_GIVEN REQUEST_
Wherever the word "地形复杂多样" appears in the entries, copy the whole line.
"""
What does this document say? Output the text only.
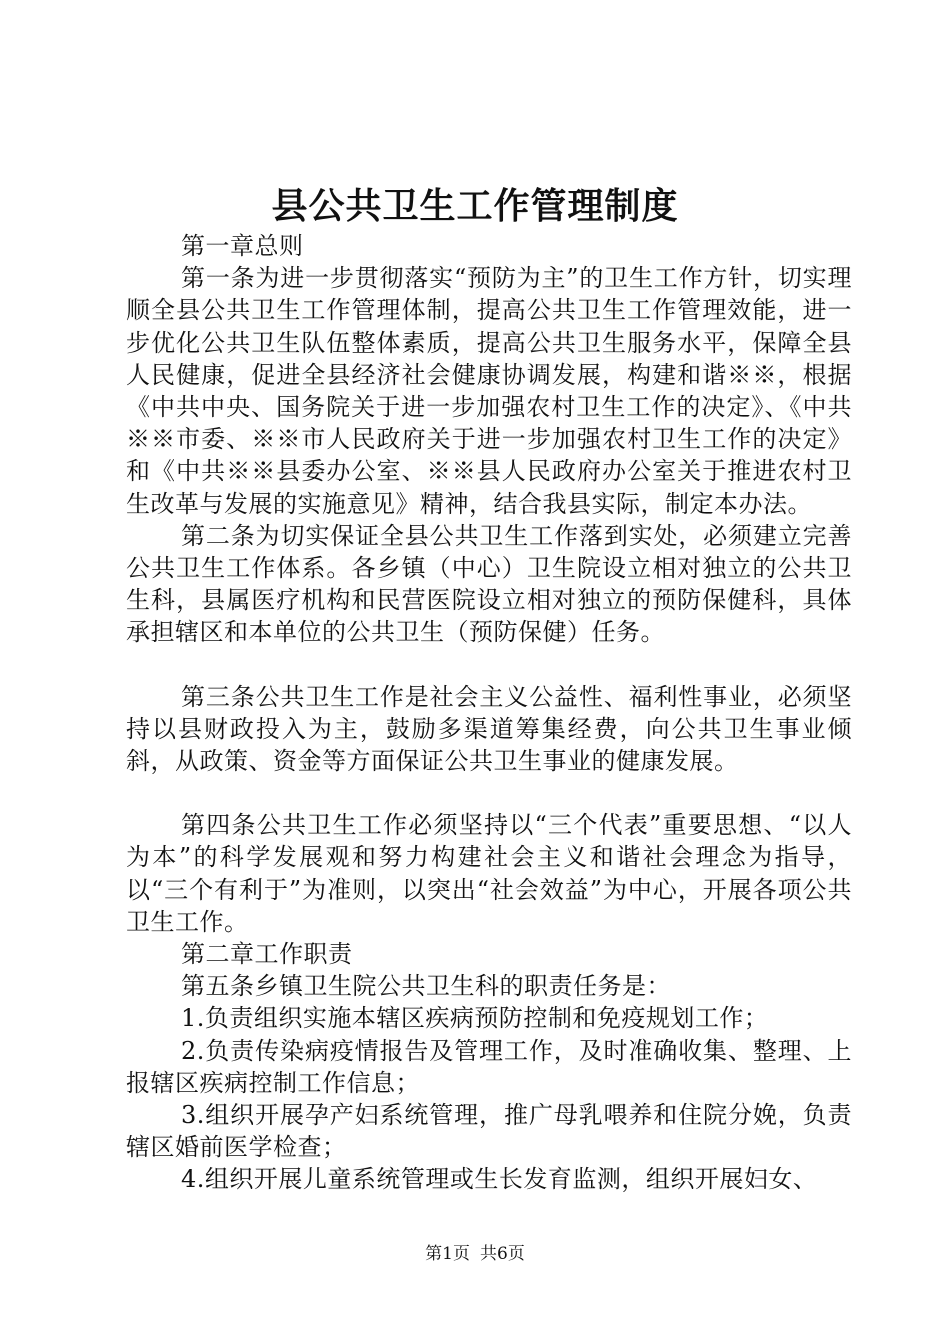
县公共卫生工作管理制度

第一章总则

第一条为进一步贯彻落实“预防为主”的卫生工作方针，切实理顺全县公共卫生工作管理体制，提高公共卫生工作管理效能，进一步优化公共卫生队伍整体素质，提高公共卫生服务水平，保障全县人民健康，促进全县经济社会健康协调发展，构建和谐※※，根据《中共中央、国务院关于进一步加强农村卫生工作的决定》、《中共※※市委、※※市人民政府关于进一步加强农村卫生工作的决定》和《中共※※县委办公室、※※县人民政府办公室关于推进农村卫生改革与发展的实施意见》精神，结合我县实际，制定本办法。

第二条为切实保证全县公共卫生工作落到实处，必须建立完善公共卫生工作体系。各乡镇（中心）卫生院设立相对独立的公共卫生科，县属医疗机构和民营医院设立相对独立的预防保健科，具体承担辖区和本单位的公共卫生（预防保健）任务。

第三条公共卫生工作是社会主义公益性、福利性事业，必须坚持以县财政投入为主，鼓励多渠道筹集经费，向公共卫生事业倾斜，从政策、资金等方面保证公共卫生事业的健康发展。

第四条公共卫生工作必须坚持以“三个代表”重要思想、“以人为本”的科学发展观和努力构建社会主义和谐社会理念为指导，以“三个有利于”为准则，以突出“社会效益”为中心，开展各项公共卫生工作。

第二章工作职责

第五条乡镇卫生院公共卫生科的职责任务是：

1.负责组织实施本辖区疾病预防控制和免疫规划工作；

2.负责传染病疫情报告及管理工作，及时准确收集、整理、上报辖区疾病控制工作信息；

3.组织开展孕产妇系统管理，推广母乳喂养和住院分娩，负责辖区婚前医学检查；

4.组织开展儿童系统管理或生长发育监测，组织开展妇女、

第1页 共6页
"""
"""
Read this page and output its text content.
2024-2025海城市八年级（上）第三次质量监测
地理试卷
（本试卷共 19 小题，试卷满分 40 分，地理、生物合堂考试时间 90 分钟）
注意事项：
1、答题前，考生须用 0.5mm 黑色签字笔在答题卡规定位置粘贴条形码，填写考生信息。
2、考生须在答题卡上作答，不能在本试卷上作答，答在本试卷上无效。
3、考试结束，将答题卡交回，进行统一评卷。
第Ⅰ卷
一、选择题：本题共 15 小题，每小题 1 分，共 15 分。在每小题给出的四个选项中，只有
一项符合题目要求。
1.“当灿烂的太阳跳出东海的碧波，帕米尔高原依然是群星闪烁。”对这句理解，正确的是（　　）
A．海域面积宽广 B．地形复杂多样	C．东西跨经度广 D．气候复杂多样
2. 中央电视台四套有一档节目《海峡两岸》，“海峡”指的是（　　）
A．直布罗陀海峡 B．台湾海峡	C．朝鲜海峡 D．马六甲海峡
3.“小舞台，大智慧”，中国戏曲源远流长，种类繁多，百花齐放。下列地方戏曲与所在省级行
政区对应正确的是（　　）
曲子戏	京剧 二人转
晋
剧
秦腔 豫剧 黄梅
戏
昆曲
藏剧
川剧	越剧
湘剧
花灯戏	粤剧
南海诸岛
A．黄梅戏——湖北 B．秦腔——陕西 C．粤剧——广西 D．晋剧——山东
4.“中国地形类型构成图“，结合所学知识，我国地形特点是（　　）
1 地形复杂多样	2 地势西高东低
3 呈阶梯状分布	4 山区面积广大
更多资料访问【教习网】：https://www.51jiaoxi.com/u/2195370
"""
_FULL OUTPUT_
A．海域面积宽广 B．地形复杂多样	C．东西跨经度广 D．气候复杂多样
1 地形复杂多样	2 地势西高东低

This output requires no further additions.